> **EXERCISE GOAL**:
Check each line of the material below for "this", then copy the ones that contain it.

> **SOURCE DATA**:
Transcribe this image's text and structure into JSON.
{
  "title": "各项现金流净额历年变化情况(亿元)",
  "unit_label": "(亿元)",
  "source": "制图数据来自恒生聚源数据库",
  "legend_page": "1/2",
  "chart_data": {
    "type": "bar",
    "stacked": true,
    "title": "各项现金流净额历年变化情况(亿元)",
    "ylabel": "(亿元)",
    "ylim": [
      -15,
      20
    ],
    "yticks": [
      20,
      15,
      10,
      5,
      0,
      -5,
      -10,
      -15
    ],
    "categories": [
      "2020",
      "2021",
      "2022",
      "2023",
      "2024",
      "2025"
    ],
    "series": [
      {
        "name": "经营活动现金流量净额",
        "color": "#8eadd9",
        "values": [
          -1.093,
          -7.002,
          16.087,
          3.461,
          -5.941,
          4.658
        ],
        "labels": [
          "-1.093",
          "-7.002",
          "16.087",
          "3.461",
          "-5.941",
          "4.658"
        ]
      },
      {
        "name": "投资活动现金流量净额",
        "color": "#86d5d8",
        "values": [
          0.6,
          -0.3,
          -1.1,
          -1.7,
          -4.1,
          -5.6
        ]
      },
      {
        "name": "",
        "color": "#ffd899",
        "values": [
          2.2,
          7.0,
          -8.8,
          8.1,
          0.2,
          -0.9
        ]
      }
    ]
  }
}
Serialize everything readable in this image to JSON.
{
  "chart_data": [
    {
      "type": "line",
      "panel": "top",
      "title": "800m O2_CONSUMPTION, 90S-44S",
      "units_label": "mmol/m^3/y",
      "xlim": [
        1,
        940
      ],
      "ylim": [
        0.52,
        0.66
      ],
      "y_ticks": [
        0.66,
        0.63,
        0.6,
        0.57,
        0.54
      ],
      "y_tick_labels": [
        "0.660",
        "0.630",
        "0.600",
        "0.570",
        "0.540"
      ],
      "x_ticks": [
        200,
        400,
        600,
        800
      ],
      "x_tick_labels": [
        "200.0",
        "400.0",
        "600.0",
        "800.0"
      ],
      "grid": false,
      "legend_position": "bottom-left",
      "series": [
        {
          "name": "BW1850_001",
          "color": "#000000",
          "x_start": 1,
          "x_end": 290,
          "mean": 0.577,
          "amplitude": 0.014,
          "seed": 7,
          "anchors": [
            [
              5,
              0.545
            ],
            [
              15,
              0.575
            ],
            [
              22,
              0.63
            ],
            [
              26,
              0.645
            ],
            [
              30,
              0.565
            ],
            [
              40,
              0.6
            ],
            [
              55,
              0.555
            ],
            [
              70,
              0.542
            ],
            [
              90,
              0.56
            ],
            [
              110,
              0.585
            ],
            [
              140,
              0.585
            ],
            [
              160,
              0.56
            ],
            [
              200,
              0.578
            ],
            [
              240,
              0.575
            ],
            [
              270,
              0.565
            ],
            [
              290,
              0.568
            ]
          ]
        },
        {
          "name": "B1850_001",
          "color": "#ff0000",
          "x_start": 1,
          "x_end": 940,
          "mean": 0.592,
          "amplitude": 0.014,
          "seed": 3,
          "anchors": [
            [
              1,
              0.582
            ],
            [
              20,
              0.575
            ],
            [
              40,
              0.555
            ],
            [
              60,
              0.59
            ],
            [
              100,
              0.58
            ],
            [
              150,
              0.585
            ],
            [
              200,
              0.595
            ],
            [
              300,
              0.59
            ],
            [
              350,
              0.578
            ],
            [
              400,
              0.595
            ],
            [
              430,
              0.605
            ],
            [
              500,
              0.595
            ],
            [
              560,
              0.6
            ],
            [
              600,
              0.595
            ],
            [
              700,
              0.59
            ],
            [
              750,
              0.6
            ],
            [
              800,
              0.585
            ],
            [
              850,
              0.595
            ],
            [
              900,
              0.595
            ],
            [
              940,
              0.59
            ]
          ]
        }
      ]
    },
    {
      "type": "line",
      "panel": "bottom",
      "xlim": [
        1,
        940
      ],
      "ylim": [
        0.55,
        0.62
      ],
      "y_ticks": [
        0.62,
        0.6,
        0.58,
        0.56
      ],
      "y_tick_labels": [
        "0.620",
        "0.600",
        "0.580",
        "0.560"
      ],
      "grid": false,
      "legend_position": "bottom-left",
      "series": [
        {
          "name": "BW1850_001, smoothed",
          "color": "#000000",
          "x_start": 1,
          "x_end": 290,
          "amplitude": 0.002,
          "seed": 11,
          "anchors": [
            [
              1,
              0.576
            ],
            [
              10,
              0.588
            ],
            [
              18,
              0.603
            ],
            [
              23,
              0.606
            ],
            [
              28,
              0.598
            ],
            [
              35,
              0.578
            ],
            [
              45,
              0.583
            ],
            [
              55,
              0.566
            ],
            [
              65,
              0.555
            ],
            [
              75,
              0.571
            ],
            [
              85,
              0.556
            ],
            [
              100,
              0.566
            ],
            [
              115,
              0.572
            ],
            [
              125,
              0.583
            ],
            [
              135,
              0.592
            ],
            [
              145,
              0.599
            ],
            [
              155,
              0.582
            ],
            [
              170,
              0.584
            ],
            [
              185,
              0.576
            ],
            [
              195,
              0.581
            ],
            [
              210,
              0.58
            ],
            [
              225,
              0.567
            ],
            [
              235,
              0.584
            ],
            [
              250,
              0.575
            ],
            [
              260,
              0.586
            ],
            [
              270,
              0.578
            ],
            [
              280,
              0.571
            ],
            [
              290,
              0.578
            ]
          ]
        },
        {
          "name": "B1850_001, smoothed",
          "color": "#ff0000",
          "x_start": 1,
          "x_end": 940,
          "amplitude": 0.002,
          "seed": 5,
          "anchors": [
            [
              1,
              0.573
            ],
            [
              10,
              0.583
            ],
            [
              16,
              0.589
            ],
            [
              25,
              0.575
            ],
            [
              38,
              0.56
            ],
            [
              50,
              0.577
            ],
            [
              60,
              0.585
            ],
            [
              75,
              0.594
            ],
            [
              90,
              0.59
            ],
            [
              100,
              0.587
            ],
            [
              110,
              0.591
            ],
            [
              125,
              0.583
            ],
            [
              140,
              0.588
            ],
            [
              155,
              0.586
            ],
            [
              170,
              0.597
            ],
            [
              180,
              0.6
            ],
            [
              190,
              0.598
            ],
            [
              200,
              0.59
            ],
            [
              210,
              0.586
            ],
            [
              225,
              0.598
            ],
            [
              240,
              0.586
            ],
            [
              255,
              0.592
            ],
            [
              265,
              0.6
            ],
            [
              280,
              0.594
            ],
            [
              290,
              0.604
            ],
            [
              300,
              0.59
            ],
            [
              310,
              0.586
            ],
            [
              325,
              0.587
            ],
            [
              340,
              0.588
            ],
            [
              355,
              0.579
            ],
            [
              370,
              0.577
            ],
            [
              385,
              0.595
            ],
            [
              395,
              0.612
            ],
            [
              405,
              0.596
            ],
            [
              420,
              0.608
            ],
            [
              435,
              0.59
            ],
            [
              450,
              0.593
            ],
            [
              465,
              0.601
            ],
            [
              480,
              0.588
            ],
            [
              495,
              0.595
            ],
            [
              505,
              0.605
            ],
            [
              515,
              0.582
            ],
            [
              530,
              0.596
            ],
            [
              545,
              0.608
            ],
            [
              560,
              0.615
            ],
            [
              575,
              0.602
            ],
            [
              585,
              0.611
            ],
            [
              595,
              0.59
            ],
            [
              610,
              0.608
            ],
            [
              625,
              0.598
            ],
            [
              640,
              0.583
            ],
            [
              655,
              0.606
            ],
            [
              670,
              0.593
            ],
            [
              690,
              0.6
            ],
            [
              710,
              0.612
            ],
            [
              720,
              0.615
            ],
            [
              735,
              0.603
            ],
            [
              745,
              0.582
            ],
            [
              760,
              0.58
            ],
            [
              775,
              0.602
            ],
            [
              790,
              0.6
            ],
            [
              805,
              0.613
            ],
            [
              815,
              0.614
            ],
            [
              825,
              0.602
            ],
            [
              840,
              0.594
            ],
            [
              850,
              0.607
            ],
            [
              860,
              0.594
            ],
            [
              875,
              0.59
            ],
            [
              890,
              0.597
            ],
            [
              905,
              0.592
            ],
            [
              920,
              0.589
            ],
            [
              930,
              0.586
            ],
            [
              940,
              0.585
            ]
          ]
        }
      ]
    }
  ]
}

> **RESPONSE TO THE TASK**:
Transcribe this image's text and structure into JSON.
Serialize everything readable in this image to JSON.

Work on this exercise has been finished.